(TASK OBJECTIVE)
Write out all the data again, exactly as it stands.
— START OF RECORDS —
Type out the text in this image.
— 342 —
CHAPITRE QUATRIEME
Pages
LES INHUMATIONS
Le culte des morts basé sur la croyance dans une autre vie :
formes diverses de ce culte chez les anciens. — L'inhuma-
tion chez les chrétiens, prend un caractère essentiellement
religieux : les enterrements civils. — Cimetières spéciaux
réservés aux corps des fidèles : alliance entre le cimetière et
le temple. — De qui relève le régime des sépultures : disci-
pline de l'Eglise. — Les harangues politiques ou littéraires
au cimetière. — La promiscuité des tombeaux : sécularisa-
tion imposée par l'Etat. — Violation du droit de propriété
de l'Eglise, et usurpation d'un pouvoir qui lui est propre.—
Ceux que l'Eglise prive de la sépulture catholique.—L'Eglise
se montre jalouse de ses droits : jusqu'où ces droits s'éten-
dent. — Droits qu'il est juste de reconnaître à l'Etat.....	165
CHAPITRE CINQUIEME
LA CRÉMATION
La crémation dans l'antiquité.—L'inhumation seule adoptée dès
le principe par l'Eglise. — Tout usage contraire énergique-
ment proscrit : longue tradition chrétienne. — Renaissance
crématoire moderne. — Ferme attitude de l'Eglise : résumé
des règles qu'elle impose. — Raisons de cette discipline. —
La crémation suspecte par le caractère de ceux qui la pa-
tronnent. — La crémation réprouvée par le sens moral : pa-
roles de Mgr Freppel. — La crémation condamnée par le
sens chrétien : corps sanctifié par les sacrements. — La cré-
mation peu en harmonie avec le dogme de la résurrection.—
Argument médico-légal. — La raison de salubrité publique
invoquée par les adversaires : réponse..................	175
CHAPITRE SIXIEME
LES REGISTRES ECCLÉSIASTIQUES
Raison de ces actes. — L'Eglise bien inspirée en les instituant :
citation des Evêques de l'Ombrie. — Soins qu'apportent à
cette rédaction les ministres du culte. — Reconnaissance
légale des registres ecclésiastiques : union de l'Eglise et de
— END OF RECORDS —
(RESULT)
Type out the text in this image.
— 342 —
CHAPITRE QUATRIEME
Pages
LES INHUMATIONS
Le culte des morts basé sur la croyance dans une autre vie :
formes diverses de ce culte chez les anciens. — L'inhuma-
tion chez les chrétiens, prend un caractère essentiellement
religieux : les enterrements civils. — Cimetières spéciaux
réservés aux corps des fidèles : alliance entre le cimetière et
le temple. — De qui relève le régime des sépultures : disci-
pline de l'Eglise. — Les harangues politiques ou littéraires
au cimetière. — La promiscuité des tombeaux : sécularisa-
tion imposée par l'Etat. — Violation du droit de propriété
de l'Eglise, et usurpation d'un pouvoir qui lui est propre.—
Ceux que l'Eglise prive de la sépulture catholique.—L'Eglise
se montre jalouse de ses droits : jusqu'où ces droits s'éten-
dent. — Droits qu'il est juste de reconnaître à l'Etat.....	165
CHAPITRE CINQUIEME
LA CRÉMATION
La crémation dans l'antiquité.—L'inhumation seule adoptée dès
le principe par l'Eglise. — Tout usage contraire énergique-
ment proscrit : longue tradition chrétienne. — Renaissance
crématoire moderne. — Ferme attitude de l'Eglise : résumé
des règles qu'elle impose. — Raisons de cette discipline. —
La crémation suspecte par le caractère de ceux qui la pa-
tronnent. — La crémation réprouvée par le sens moral : pa-
roles de Mgr Freppel. — La crémation condamnée par le
sens chrétien : corps sanctifié par les sacrements. — La cré-
mation peu en harmonie avec le dogme de la résurrection.—
Argument médico-légal. — La raison de salubrité publique
invoquée par les adversaires : réponse..................	175
CHAPITRE SIXIEME
LES REGISTRES ECCLÉSIASTIQUES
Raison de ces actes. — L'Eglise bien inspirée en les instituant :
citation des Evêques de l'Ombrie. — Soins qu'apportent à
cette rédaction les ministres du culte. — Reconnaissance
légale des registres ecclésiastiques : union de l'Eglise et de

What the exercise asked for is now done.